## Job
Below are some entries. Output each one exactly as it appears.

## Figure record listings

================================

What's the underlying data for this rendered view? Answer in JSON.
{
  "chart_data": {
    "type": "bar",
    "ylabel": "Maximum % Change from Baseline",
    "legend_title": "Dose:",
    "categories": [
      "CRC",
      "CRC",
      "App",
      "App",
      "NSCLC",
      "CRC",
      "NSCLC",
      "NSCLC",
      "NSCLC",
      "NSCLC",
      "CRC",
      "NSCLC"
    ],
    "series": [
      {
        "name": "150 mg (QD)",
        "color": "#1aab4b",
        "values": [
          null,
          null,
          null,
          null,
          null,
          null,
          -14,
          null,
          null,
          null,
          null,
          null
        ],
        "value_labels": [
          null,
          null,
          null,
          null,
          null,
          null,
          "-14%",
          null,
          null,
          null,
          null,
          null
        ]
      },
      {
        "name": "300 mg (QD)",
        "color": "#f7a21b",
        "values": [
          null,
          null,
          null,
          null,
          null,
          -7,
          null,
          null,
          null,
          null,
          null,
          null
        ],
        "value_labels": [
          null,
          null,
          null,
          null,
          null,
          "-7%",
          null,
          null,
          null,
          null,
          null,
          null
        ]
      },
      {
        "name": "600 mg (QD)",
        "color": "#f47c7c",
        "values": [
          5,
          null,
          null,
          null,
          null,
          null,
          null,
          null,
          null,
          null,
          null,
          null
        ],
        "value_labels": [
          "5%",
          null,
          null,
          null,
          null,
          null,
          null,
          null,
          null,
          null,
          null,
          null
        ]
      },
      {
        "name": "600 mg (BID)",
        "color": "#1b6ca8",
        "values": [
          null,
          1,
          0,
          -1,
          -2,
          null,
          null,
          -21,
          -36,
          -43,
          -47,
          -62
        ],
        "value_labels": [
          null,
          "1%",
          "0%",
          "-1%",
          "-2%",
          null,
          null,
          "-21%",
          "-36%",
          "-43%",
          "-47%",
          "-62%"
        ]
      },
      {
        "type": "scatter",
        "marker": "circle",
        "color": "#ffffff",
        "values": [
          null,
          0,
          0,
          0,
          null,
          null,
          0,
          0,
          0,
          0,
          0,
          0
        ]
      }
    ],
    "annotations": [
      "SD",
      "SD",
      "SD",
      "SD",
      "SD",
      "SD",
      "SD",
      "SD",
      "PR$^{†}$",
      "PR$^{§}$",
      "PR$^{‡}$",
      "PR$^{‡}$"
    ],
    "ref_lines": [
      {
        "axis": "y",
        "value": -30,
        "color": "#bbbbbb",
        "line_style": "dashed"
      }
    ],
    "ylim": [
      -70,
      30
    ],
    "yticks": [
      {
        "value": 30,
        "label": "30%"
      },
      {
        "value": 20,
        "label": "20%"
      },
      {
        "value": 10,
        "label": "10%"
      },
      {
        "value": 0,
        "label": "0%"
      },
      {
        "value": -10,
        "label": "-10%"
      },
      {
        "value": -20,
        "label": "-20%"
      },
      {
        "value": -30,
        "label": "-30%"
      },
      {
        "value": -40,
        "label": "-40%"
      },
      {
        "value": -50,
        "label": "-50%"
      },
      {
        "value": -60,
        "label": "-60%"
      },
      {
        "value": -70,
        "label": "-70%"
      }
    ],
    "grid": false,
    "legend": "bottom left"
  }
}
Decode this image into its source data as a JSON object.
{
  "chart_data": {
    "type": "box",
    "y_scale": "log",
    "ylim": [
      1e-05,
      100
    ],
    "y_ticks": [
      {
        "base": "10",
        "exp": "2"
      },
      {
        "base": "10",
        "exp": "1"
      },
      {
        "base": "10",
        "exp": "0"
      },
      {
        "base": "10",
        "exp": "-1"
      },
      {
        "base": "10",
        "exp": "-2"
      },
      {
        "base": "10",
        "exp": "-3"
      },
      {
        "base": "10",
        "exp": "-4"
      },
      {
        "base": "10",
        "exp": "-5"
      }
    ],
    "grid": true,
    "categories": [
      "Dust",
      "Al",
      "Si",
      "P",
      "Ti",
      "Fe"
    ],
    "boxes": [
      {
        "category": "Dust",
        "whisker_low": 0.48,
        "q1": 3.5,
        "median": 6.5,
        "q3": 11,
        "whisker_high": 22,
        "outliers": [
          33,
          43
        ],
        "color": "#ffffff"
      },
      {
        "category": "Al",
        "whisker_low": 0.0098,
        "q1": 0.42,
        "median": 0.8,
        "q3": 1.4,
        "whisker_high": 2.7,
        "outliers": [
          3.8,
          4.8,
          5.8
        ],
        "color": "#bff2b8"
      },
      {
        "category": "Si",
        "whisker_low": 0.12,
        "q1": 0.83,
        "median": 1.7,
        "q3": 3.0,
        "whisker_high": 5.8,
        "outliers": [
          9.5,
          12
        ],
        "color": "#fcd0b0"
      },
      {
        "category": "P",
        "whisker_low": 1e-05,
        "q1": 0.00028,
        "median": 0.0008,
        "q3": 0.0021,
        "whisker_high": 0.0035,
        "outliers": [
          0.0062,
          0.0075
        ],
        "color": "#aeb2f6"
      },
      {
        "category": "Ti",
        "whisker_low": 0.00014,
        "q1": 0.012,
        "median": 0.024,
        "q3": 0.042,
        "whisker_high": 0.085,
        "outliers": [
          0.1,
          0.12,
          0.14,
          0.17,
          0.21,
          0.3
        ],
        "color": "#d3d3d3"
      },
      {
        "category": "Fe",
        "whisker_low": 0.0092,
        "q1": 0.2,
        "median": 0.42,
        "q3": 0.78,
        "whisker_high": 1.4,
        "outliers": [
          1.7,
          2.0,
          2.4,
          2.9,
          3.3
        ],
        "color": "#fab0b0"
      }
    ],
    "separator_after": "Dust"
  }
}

================================

## Solution for this problem
What's the underlying data for this rendered view? Answer in JSON.
{
  "chart_data": {
    "type": "bar",
    "ylabel": "Maximum % Change from Baseline",
    "legend_title": "Dose:",
    "categories": [
      "CRC",
      "CRC",
      "App",
      "App",
      "NSCLC",
      "CRC",
      "NSCLC",
      "NSCLC",
      "NSCLC",
      "NSCLC",
      "CRC",
      "NSCLC"
    ],
    "series": [
      {
        "name": "150 mg (QD)",
        "color": "#1aab4b",
        "values": [
          null,
          null,
          null,
          null,
          null,
          null,
          -14,
          null,
          null,
          null,
          null,
          null
        ],
        "value_labels": [
          null,
          null,
          null,
          null,
          null,
          null,
          "-14%",
          null,
          null,
          null,
          null,
          null
        ]
      },
      {
        "name": "300 mg (QD)",
        "color": "#f7a21b",
        "values": [
          null,
          null,
          null,
          null,
          null,
          -7,
          null,
          null,
          null,
          null,
          null,
          null
        ],
        "value_labels": [
          null,
          null,
          null,
          null,
          null,
          "-7%",
          null,
          null,
          null,
          null,
          null,
          null
        ]
      },
      {
        "name": "600 mg (QD)",
        "color": "#f47c7c",
        "values": [
          5,
          null,
          null,
          null,
          null,
          null,
          null,
          null,
          null,
          null,
          null,
          null
        ],
        "value_labels": [
          "5%",
          null,
          null,
          null,
          null,
          null,
          null,
          null,
          null,
          null,
          null,
          null
        ]
      },
      {
        "name": "600 mg (BID)",
        "color": "#1b6ca8",
        "values": [
          null,
          1,
          0,
          -1,
          -2,
          null,
          null,
          -21,
          -36,
          -43,
          -47,
          -62
        ],
        "value_labels": [
          null,
          "1%",
          "0%",
          "-1%",
          "-2%",
          null,
          null,
          "-21%",
          "-36%",
          "-43%",
          "-47%",
          "-62%"
        ]
      },
      {
        "type": "scatter",
        "marker": "circle",
        "color": "#ffffff",
        "values": [
          null,
          0,
          0,
          0,
          null,
          null,
          0,
          0,
          0,
          0,
          0,
          0
        ]
      }
    ],
    "annotations": [
      "SD",
      "SD",
      "SD",
      "SD",
      "SD",
      "SD",
      "SD",
      "SD",
      "PR$^{†}$",
      "PR$^{§}$",
      "PR$^{‡}$",
      "PR$^{‡}$"
    ],
    "ref_lines": [
      {
        "axis": "y",
        "value": -30,
        "color": "#bbbbbb",
        "line_style": "dashed"
      }
    ],
    "ylim": [
      -70,
      30
    ],
    "yticks": [
      {
        "value": 30,
        "label": "30%"
      },
      {
        "value": 20,
        "label": "20%"
      },
      {
        "value": 10,
        "label": "10%"
      },
      {
        "value": 0,
        "label": "0%"
      },
      {
        "value": -10,
        "label": "-10%"
      },
      {
        "value": -20,
        "label": "-20%"
      },
      {
        "value": -30,
        "label": "-30%"
      },
      {
        "value": -40,
        "label": "-40%"
      },
      {
        "value": -50,
        "label": "-50%"
      },
      {
        "value": -60,
        "label": "-60%"
      },
      {
        "value": -70,
        "label": "-70%"
      }
    ],
    "grid": false,
    "legend": "bottom left"
  }
}
Decode this image into its source data as a JSON object.
{
  "chart_data": {
    "type": "box",
    "y_scale": "log",
    "ylim": [
      1e-05,
      100
    ],
    "y_ticks": [
      {
        "base": "10",
        "exp": "2"
      },
      {
        "base": "10",
        "exp": "1"
      },
      {
        "base": "10",
        "exp": "0"
      },
      {
        "base": "10",
        "exp": "-1"
      },
      {
        "base": "10",
        "exp": "-2"
      },
      {
        "base": "10",
        "exp": "-3"
      },
      {
        "base": "10",
        "exp": "-4"
      },
      {
        "base": "10",
        "exp": "-5"
      }
    ],
    "grid": true,
    "categories": [
      "Dust",
      "Al",
      "Si",
      "P",
      "Ti",
      "Fe"
    ],
    "boxes": [
      {
        "category": "Dust",
        "whisker_low": 0.48,
        "q1": 3.5,
        "median": 6.5,
        "q3": 11,
        "whisker_high": 22,
        "outliers": [
          33,
          43
        ],
        "color": "#ffffff"
      },
      {
        "category": "Al",
        "whisker_low": 0.0098,
        "q1": 0.42,
        "median": 0.8,
        "q3": 1.4,
        "whisker_high": 2.7,
        "outliers": [
          3.8,
          4.8,
          5.8
        ],
        "color": "#bff2b8"
      },
      {
        "category": "Si",
        "whisker_low": 0.12,
        "q1": 0.83,
        "median": 1.7,
        "q3": 3.0,
        "whisker_high": 5.8,
        "outliers": [
          9.5,
          12
        ],
        "color": "#fcd0b0"
      },
      {
        "category": "P",
        "whisker_low": 1e-05,
        "q1": 0.00028,
        "median": 0.0008,
        "q3": 0.0021,
        "whisker_high": 0.0035,
        "outliers": [
          0.0062,
          0.0075
        ],
        "color": "#aeb2f6"
      },
      {
        "category": "Ti",
        "whisker_low": 0.00014,
        "q1": 0.012,
        "median": 0.024,
        "q3": 0.042,
        "whisker_high": 0.085,
        "outliers": [
          0.1,
          0.12,
          0.14,
          0.17,
          0.21,
          0.3
        ],
        "color": "#d3d3d3"
      },
      {
        "category": "Fe",
        "whisker_low": 0.0092,
        "q1": 0.2,
        "median": 0.42,
        "q3": 0.78,
        "whisker_high": 1.4,
        "outliers": [
          1.7,
          2.0,
          2.4,
          2.9,
          3.3
        ],
        "color": "#fab0b0"
      }
    ],
    "separator_after": "Dust"
  }
}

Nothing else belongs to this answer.